→ **Work instructions**
Write out the records beneath this line exactly as they appear, minus any images.

==== Excerpted data

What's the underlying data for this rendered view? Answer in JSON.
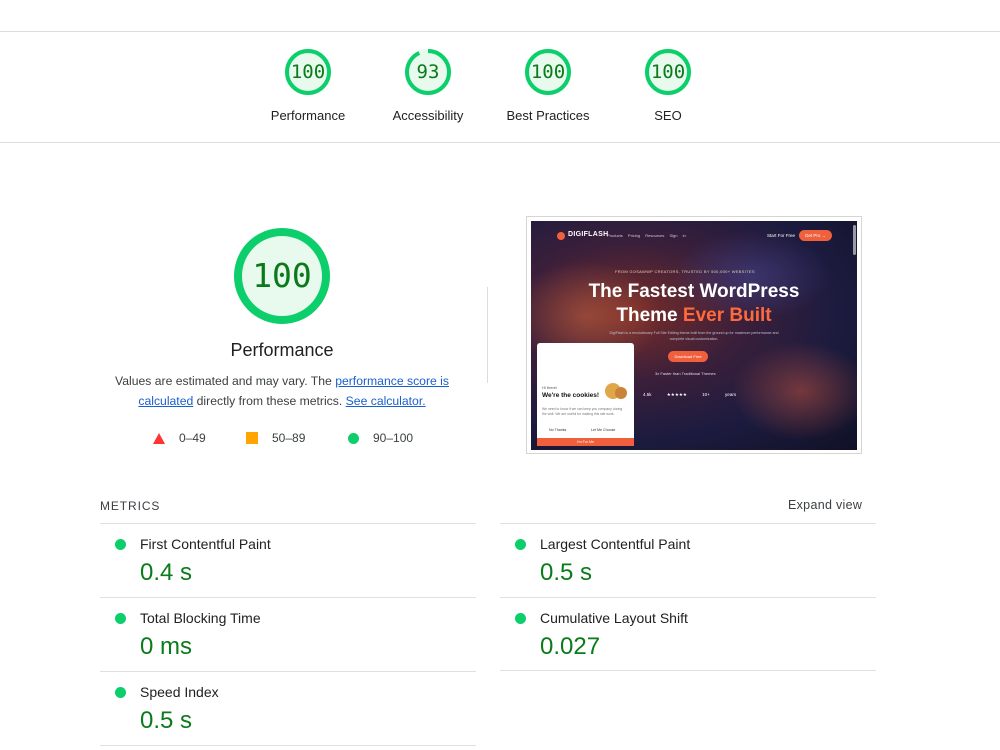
{
  "top_gauges": [
    {
      "label": "Performance",
      "score": "100",
      "fraction": 1.0
    },
    {
      "label": "Accessibility",
      "score": "93",
      "fraction": 0.93
    },
    {
      "label": "Best Practices",
      "score": "100",
      "fraction": 1.0
    },
    {
      "label": "SEO",
      "score": "100",
      "fraction": 1.0
    }
  ],
  "performance": {
    "score": "100",
    "fraction": 1.0,
    "title": "Performance",
    "note_prefix": "Values are estimated and may vary. The ",
    "note_link": "performance score is calculated",
    "note_middle": " directly from these metrics. ",
    "note_link2": "See calculator."
  },
  "legend": [
    {
      "shape": "triangle",
      "range": "0–49",
      "color": "#ff3333"
    },
    {
      "shape": "square",
      "range": "50–89",
      "color": "#ffa400"
    },
    {
      "shape": "circle",
      "range": "90–100",
      "color": "#0cce6b"
    }
  ],
  "screenshot": {
    "brand": "DIGIFLASH",
    "nav": "Products Pricing Resources Sign in",
    "start_free": "Start For Free",
    "get_pro": "Get Pro →",
    "badge": "FROM GOSAWWP CREATORS, TRUSTED BY 500,000+ WEBSITES",
    "headline_1": "The Fastest WordPress",
    "headline_2a": "Theme ",
    "headline_2b": "Ever Built",
    "subtext": "DigiFlash is a revolutionary Full Site Editing theme built from the ground up for maximum performance and complete visual customization.",
    "download": "Download Free",
    "faster": "3x Faster than Traditional Themes",
    "stats": "4.5k ★★★★★ 10+ years",
    "cookie": {
      "hi": "Hi there!",
      "title": "We're the cookies!",
      "text": "We need to know if we can keep you company during the visit. We are useful for making this site work.",
      "no_thanks": "No Thanks",
      "let_me": "Let Me Choose",
      "im_for": "I'm For Me"
    }
  },
  "metrics": {
    "title": "METRICS",
    "expand": "Expand view",
    "items": [
      {
        "name": "First Contentful Paint",
        "value": "0.4 s"
      },
      {
        "name": "Largest Contentful Paint",
        "value": "0.5 s"
      },
      {
        "name": "Total Blocking Time",
        "value": "0 ms"
      },
      {
        "name": "Cumulative Layout Shift",
        "value": "0.027"
      },
      {
        "name": "Speed Index",
        "value": "0.5 s"
      }
    ]
  },
  "colors": {
    "pass_ring": "#0cce6b",
    "pass_fill": "#e8f9ee",
    "pass_text": "#0a7a1a",
    "link": "#1a5fd0"
  }
}
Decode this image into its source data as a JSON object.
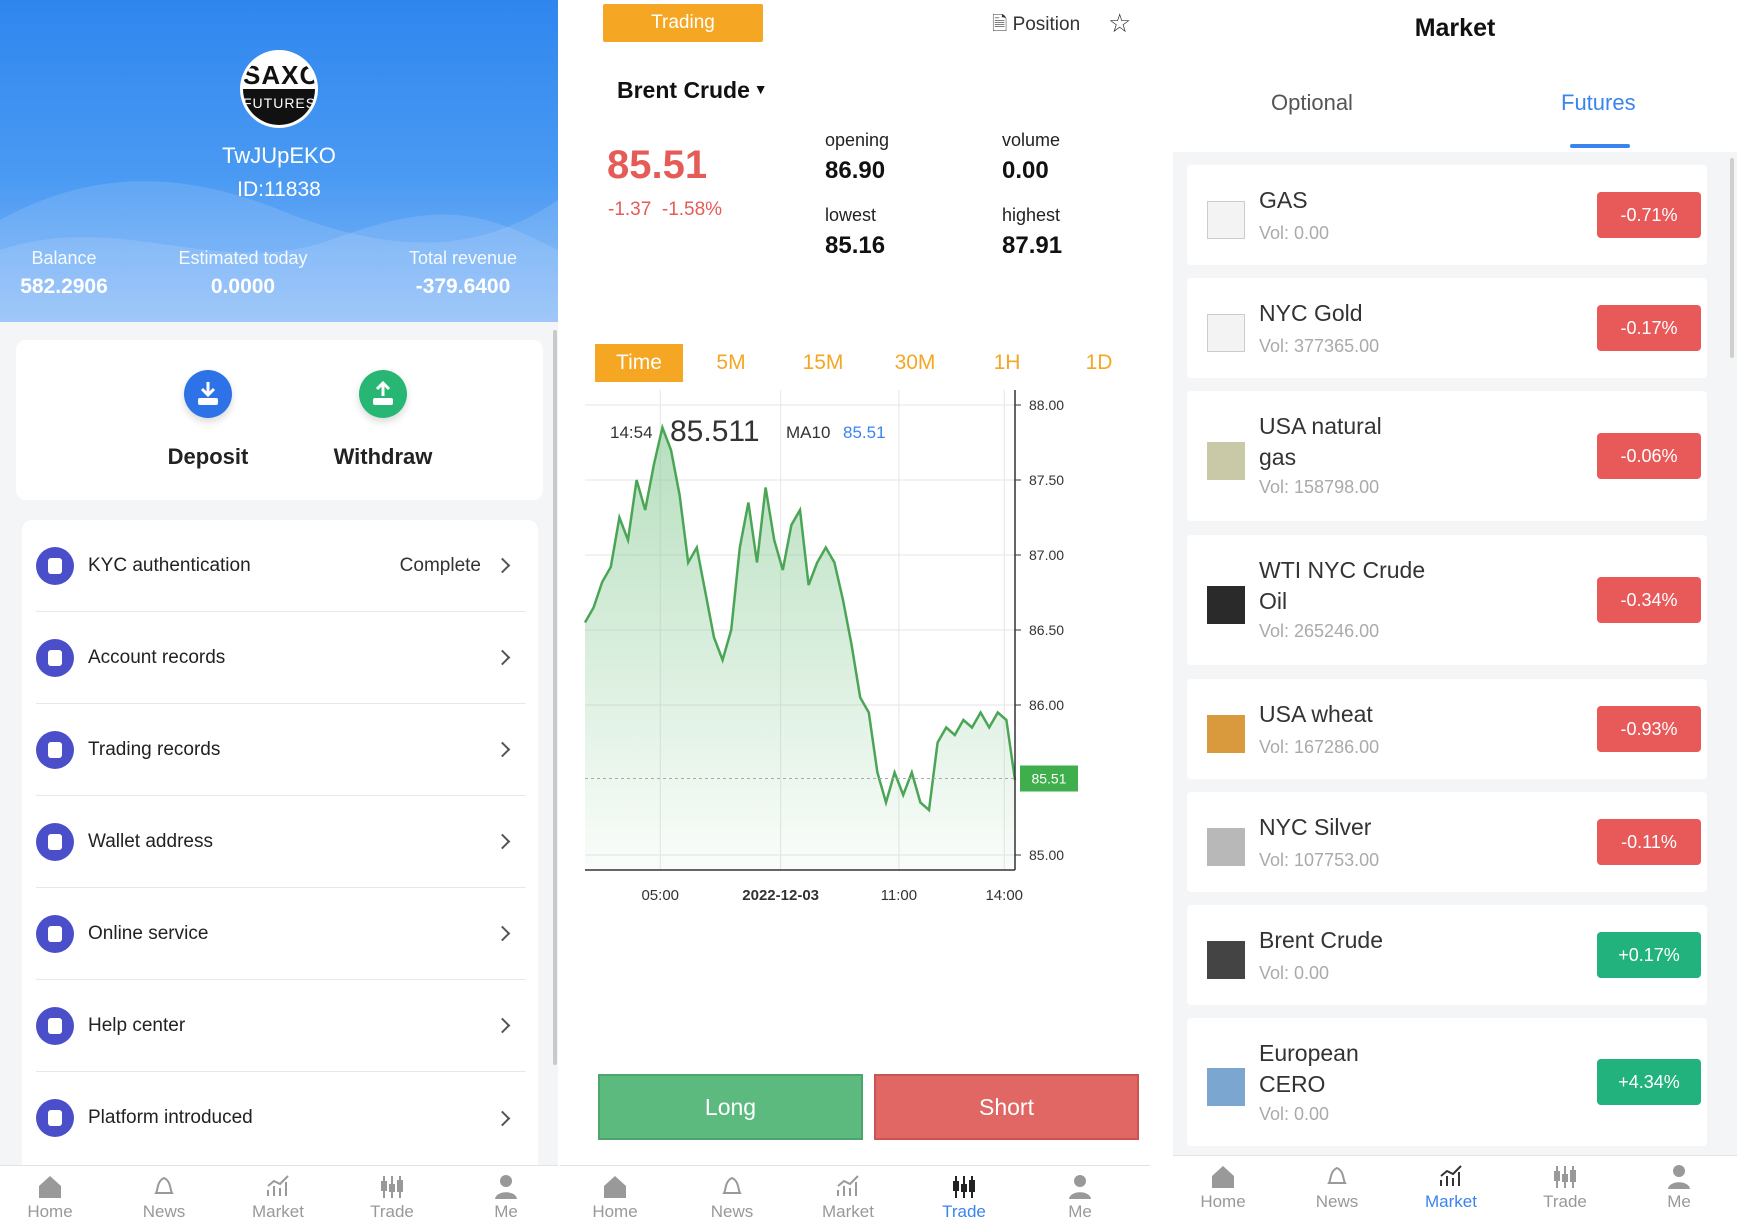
{
  "profile": {
    "logo_top": "SAXO",
    "logo_bottom": "FUTURES",
    "username": "TwJUpEKO",
    "user_id": "ID:11838",
    "stats": [
      {
        "label": "Balance",
        "value": "582.2906"
      },
      {
        "label": "Estimated today",
        "value": "0.0000"
      },
      {
        "label": "Total revenue",
        "value": "-379.6400"
      }
    ],
    "deposit_label": "Deposit",
    "withdraw_label": "Withdraw",
    "menu": [
      {
        "label": "KYC authentication",
        "status": "Complete"
      },
      {
        "label": "Account records",
        "status": ""
      },
      {
        "label": "Trading records",
        "status": ""
      },
      {
        "label": "Wallet address",
        "status": ""
      },
      {
        "label": "Online service",
        "status": ""
      },
      {
        "label": "Help center",
        "status": ""
      },
      {
        "label": "Platform introduced",
        "status": ""
      }
    ]
  },
  "nav": [
    "Home",
    "News",
    "Market",
    "Trade",
    "Me"
  ],
  "trade": {
    "trading_label": "Trading",
    "position_label": "Position",
    "product": "Brent Crude",
    "price": "85.51",
    "change": "-1.37",
    "change_pct": "-1.58%",
    "opening_label": "opening",
    "opening": "86.90",
    "volume_label": "volume",
    "volume": "0.00",
    "lowest_label": "lowest",
    "lowest": "85.16",
    "highest_label": "highest",
    "highest": "87.91",
    "timeframes": [
      "Time",
      "5M",
      "15M",
      "30M",
      "1H",
      "1D"
    ],
    "active_timeframe": "Time",
    "long_label": "Long",
    "short_label": "Short",
    "colors": {
      "up": "#5cba7e",
      "down": "#e06763",
      "accent": "#f5a623",
      "line": "#4aa656"
    }
  },
  "chart_data": {
    "type": "line",
    "title": "",
    "info_time": "14:54",
    "info_price": "85.511",
    "ma_label": "MA10",
    "ma_value": "85.51",
    "current_label": "85.51",
    "current": 85.51,
    "ylim": [
      84.9,
      88.1
    ],
    "yticks": [
      "88.00",
      "87.50",
      "87.00",
      "86.50",
      "86.00",
      "85.00"
    ],
    "ytick_values": [
      88.0,
      87.5,
      87.0,
      86.5,
      86.0,
      85.0
    ],
    "xtick_labels": [
      "05:00",
      "2022-12-03",
      "11:00",
      "14:00"
    ],
    "x": [
      0,
      2,
      4,
      6,
      8,
      10,
      12,
      14,
      16,
      18,
      20,
      22,
      24,
      26,
      28,
      30,
      32,
      34,
      36,
      38,
      40,
      42,
      44,
      46,
      48,
      50,
      52,
      54,
      56,
      58,
      60,
      62,
      64,
      66,
      68,
      70,
      72,
      74,
      76,
      78,
      80,
      82,
      84,
      86,
      88,
      90,
      92,
      94,
      96,
      98,
      100
    ],
    "values": [
      86.55,
      86.65,
      86.82,
      86.92,
      87.25,
      87.1,
      87.5,
      87.3,
      87.6,
      87.85,
      87.7,
      87.4,
      86.95,
      87.05,
      86.75,
      86.45,
      86.3,
      86.5,
      87.05,
      87.35,
      86.95,
      87.45,
      87.1,
      86.9,
      87.2,
      87.3,
      86.8,
      86.95,
      87.05,
      86.95,
      86.7,
      86.4,
      86.05,
      85.95,
      85.55,
      85.35,
      85.55,
      85.4,
      85.55,
      85.35,
      85.3,
      85.75,
      85.85,
      85.8,
      85.9,
      85.85,
      85.95,
      85.85,
      85.95,
      85.9,
      85.5
    ]
  },
  "market": {
    "title": "Market",
    "tabs": [
      "Optional",
      "Futures"
    ],
    "active_tab": "Futures",
    "vol_label": "Vol:",
    "items": [
      {
        "name1": "GAS",
        "name2": "",
        "vol": "0.00",
        "change": "-0.71%",
        "dir": "neg",
        "icon": "broken-image-icon"
      },
      {
        "name1": "NYC Gold",
        "name2": "",
        "vol": "377365.00",
        "change": "-0.17%",
        "dir": "neg",
        "icon": "broken-image-icon"
      },
      {
        "name1": "USA natural",
        "name2": "gas",
        "vol": "158798.00",
        "change": "-0.06%",
        "dir": "neg",
        "icon": "gas-thumbnail-icon"
      },
      {
        "name1": "WTI NYC Crude",
        "name2": "Oil",
        "vol": "265246.00",
        "change": "-0.34%",
        "dir": "neg",
        "icon": "oil-thumbnail-icon"
      },
      {
        "name1": "USA wheat",
        "name2": "",
        "vol": "167286.00",
        "change": "-0.93%",
        "dir": "neg",
        "icon": "wheat-thumbnail-icon"
      },
      {
        "name1": "NYC Silver",
        "name2": "",
        "vol": "107753.00",
        "change": "-0.11%",
        "dir": "neg",
        "icon": "silver-thumbnail-icon"
      },
      {
        "name1": "Brent Crude",
        "name2": "",
        "vol": "0.00",
        "change": "+0.17%",
        "dir": "pos",
        "icon": "brent-thumbnail-icon"
      },
      {
        "name1": "European",
        "name2": "CERO",
        "vol": "0.00",
        "change": "+4.34%",
        "dir": "pos",
        "icon": "cero-thumbnail-icon"
      }
    ]
  }
}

========

→ **Result of the exercise**
What's the underlying data for this rendered view? Answer in JSON.
{
  "top_gauges": [
    {
      "label": "Performance",
      "score": "100",
      "fraction": 1.0
    },
    {
      "label": "Accessibility",
      "score": "93",
      "fraction": 0.93
    },
    {
      "label": "Best Practices",
      "score": "100",
      "fraction": 1.0
    },
    {
      "label": "SEO",
      "score": "100",
      "fraction": 1.0
    }
  ],
  "performance": {
    "score": "100",
    "fraction": 1.0,
    "title": "Performance",
    "note_prefix": "Values are estimated and may vary. The ",
    "note_link": "performance score is calculated",
    "note_middle": " directly from these metrics. ",
    "note_link2": "See calculator."
  },
  "legend": [
    {
      "shape": "triangle",
      "range": "0–49",
      "color": "#ff3333"
    },
    {
      "shape": "square",
      "range": "50–89",
      "color": "#ffa400"
    },
    {
      "shape": "circle",
      "range": "90–100",
      "color": "#0cce6b"
    }
  ],
  "screenshot": {
    "brand": "DIGIFLASH",
    "nav": "Products Pricing Resources Sign in",
    "start_free": "Start For Free",
    "get_pro": "Get Pro →",
    "badge": "FROM GOSAWWP CREATORS, TRUSTED BY 500,000+ WEBSITES",
    "headline_1": "The Fastest WordPress",
    "headline_2a": "Theme ",
    "headline_2b": "Ever Built",
    "subtext": "DigiFlash is a revolutionary Full Site Editing theme built from the ground up for maximum performance and complete visual customization.",
    "download": "Download Free",
    "faster": "3x Faster than Traditional Themes",
    "stats": "4.5k ★★★★★ 10+ years",
    "cookie": {
      "hi": "Hi there!",
      "title": "We're the cookies!",
      "text": "We need to know if we can keep you company during the visit. We are useful for making this site work.",
      "no_thanks": "No Thanks",
      "let_me": "Let Me Choose",
      "im_for": "I'm For Me"
    }
  },
  "metrics": {
    "title": "METRICS",
    "expand": "Expand view",
    "items": [
      {
        "name": "First Contentful Paint",
        "value": "0.4 s"
      },
      {
        "name": "Largest Contentful Paint",
        "value": "0.5 s"
      },
      {
        "name": "Total Blocking Time",
        "value": "0 ms"
      },
      {
        "name": "Cumulative Layout Shift",
        "value": "0.027"
      },
      {
        "name": "Speed Index",
        "value": "0.5 s"
      }
    ]
  },
  "colors": {
    "pass_ring": "#0cce6b",
    "pass_fill": "#e8f9ee",
    "pass_text": "#0a7a1a",
    "link": "#1a5fd0"
  }
}
Decode this image into its source data as a JSON object.
{
  "profile": {
    "logo_top": "SAXO",
    "logo_bottom": "FUTURES",
    "username": "TwJUpEKO",
    "user_id": "ID:11838",
    "stats": [
      {
        "label": "Balance",
        "value": "582.2906"
      },
      {
        "label": "Estimated today",
        "value": "0.0000"
      },
      {
        "label": "Total revenue",
        "value": "-379.6400"
      }
    ],
    "deposit_label": "Deposit",
    "withdraw_label": "Withdraw",
    "menu": [
      {
        "label": "KYC authentication",
        "status": "Complete"
      },
      {
        "label": "Account records",
        "status": ""
      },
      {
        "label": "Trading records",
        "status": ""
      },
      {
        "label": "Wallet address",
        "status": ""
      },
      {
        "label": "Online service",
        "status": ""
      },
      {
        "label": "Help center",
        "status": ""
      },
      {
        "label": "Platform introduced",
        "status": ""
      }
    ]
  },
  "nav": [
    "Home",
    "News",
    "Market",
    "Trade",
    "Me"
  ],
  "trade": {
    "trading_label": "Trading",
    "position_label": "Position",
    "product": "Brent Crude",
    "price": "85.51",
    "change": "-1.37",
    "change_pct": "-1.58%",
    "opening_label": "opening",
    "opening": "86.90",
    "volume_label": "volume",
    "volume": "0.00",
    "lowest_label": "lowest",
    "lowest": "85.16",
    "highest_label": "highest",
    "highest": "87.91",
    "timeframes": [
      "Time",
      "5M",
      "15M",
      "30M",
      "1H",
      "1D"
    ],
    "active_timeframe": "Time",
    "long_label": "Long",
    "short_label": "Short",
    "colors": {
      "up": "#5cba7e",
      "down": "#e06763",
      "accent": "#f5a623",
      "line": "#4aa656"
    }
  },
  "chart_data": {
    "type": "line",
    "title": "",
    "info_time": "14:54",
    "info_price": "85.511",
    "ma_label": "MA10",
    "ma_value": "85.51",
    "current_label": "85.51",
    "current": 85.51,
    "ylim": [
      84.9,
      88.1
    ],
    "yticks": [
      "88.00",
      "87.50",
      "87.00",
      "86.50",
      "86.00",
      "85.00"
    ],
    "ytick_values": [
      88.0,
      87.5,
      87.0,
      86.5,
      86.0,
      85.0
    ],
    "xtick_labels": [
      "05:00",
      "2022-12-03",
      "11:00",
      "14:00"
    ],
    "x": [
      0,
      2,
      4,
      6,
      8,
      10,
      12,
      14,
      16,
      18,
      20,
      22,
      24,
      26,
      28,
      30,
      32,
      34,
      36,
      38,
      40,
      42,
      44,
      46,
      48,
      50,
      52,
      54,
      56,
      58,
      60,
      62,
      64,
      66,
      68,
      70,
      72,
      74,
      76,
      78,
      80,
      82,
      84,
      86,
      88,
      90,
      92,
      94,
      96,
      98,
      100
    ],
    "values": [
      86.55,
      86.65,
      86.82,
      86.92,
      87.25,
      87.1,
      87.5,
      87.3,
      87.6,
      87.85,
      87.7,
      87.4,
      86.95,
      87.05,
      86.75,
      86.45,
      86.3,
      86.5,
      87.05,
      87.35,
      86.95,
      87.45,
      87.1,
      86.9,
      87.2,
      87.3,
      86.8,
      86.95,
      87.05,
      86.95,
      86.7,
      86.4,
      86.05,
      85.95,
      85.55,
      85.35,
      85.55,
      85.4,
      85.55,
      85.35,
      85.3,
      85.75,
      85.85,
      85.8,
      85.9,
      85.85,
      85.95,
      85.85,
      85.95,
      85.9,
      85.5
    ]
  },
  "market": {
    "title": "Market",
    "tabs": [
      "Optional",
      "Futures"
    ],
    "active_tab": "Futures",
    "vol_label": "Vol:",
    "items": [
      {
        "name1": "GAS",
        "name2": "",
        "vol": "0.00",
        "change": "-0.71%",
        "dir": "neg",
        "icon": "broken-image-icon"
      },
      {
        "name1": "NYC Gold",
        "name2": "",
        "vol": "377365.00",
        "change": "-0.17%",
        "dir": "neg",
        "icon": "broken-image-icon"
      },
      {
        "name1": "USA natural",
        "name2": "gas",
        "vol": "158798.00",
        "change": "-0.06%",
        "dir": "neg",
        "icon": "gas-thumbnail-icon"
      },
      {
        "name1": "WTI NYC Crude",
        "name2": "Oil",
        "vol": "265246.00",
        "change": "-0.34%",
        "dir": "neg",
        "icon": "oil-thumbnail-icon"
      },
      {
        "name1": "USA wheat",
        "name2": "",
        "vol": "167286.00",
        "change": "-0.93%",
        "dir": "neg",
        "icon": "wheat-thumbnail-icon"
      },
      {
        "name1": "NYC Silver",
        "name2": "",
        "vol": "107753.00",
        "change": "-0.11%",
        "dir": "neg",
        "icon": "silver-thumbnail-icon"
      },
      {
        "name1": "Brent Crude",
        "name2": "",
        "vol": "0.00",
        "change": "+0.17%",
        "dir": "pos",
        "icon": "brent-thumbnail-icon"
      },
      {
        "name1": "European",
        "name2": "CERO",
        "vol": "0.00",
        "change": "+4.34%",
        "dir": "pos",
        "icon": "cero-thumbnail-icon"
      }
    ]
  }
}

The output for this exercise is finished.